— Start DATASET ROWS —

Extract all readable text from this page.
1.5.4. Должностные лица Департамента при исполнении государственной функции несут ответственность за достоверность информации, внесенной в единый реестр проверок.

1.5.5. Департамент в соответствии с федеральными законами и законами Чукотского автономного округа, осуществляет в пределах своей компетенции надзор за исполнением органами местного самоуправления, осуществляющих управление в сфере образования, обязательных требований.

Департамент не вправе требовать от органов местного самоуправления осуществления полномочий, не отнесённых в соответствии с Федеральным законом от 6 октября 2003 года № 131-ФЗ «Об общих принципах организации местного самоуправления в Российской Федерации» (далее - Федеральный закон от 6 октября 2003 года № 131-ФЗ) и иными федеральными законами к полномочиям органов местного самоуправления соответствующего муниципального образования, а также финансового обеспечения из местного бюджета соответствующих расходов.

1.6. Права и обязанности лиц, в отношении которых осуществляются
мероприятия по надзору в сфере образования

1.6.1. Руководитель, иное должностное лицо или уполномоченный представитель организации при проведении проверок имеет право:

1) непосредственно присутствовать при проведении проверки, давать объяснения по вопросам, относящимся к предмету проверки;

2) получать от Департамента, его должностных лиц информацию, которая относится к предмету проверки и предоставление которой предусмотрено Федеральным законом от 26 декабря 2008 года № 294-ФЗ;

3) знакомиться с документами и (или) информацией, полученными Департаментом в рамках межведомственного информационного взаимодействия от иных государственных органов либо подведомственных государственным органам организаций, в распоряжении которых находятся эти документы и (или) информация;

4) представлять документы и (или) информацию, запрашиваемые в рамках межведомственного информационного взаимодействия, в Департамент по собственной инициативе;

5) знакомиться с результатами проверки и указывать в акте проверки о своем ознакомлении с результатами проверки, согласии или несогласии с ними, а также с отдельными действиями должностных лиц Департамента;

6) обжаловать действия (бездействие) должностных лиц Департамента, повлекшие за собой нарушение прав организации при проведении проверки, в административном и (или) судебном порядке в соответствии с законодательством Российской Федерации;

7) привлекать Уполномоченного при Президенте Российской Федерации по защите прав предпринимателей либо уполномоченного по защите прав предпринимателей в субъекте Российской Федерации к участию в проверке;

— End DATASET ROWS —

**DIRECTIONS:** All of the entries must be quoted exactly; please include each one.

**EXPECTED OUTPUT:**
Extract all readable text from this page.
1.5.4. Должностные лица Департамента при исполнении государственной функции несут ответственность за достоверность информации, внесенной в единый реестр проверок.

1.5.5. Департамент в соответствии с федеральными законами и законами Чукотского автономного округа, осуществляет в пределах своей компетенции надзор за исполнением органами местного самоуправления, осуществляющих управление в сфере образования, обязательных требований.

Департамент не вправе требовать от органов местного самоуправления осуществления полномочий, не отнесённых в соответствии с Федеральным законом от 6 октября 2003 года № 131-ФЗ «Об общих принципах организации местного самоуправления в Российской Федерации» (далее - Федеральный закон от 6 октября 2003 года № 131-ФЗ) и иными федеральными законами к полномочиям органов местного самоуправления соответствующего муниципального образования, а также финансового обеспечения из местного бюджета соответствующих расходов.

1.6. Права и обязанности лиц, в отношении которых осуществляются
мероприятия по надзору в сфере образования

1.6.1. Руководитель, иное должностное лицо или уполномоченный представитель организации при проведении проверок имеет право:

1) непосредственно присутствовать при проведении проверки, давать объяснения по вопросам, относящимся к предмету проверки;

2) получать от Департамента, его должностных лиц информацию, которая относится к предмету проверки и предоставление которой предусмотрено Федеральным законом от 26 декабря 2008 года № 294-ФЗ;

3) знакомиться с документами и (или) информацией, полученными Департаментом в рамках межведомственного информационного взаимодействия от иных государственных органов либо подведомственных государственным органам организаций, в распоряжении которых находятся эти документы и (или) информация;

4) представлять документы и (или) информацию, запрашиваемые в рамках межведомственного информационного взаимодействия, в Департамент по собственной инициативе;

5) знакомиться с результатами проверки и указывать в акте проверки о своем ознакомлении с результатами проверки, согласии или несогласии с ними, а также с отдельными действиями должностных лиц Департамента;

6) обжаловать действия (бездействие) должностных лиц Департамента, повлекшие за собой нарушение прав организации при проведении проверки, в административном и (или) судебном порядке в соответствии с законодательством Российской Федерации;

7) привлекать Уполномоченного при Президенте Российской Федерации по защите прав предпринимателей либо уполномоченного по защите прав предпринимателей в субъекте Российской Федерации к участию в проверке;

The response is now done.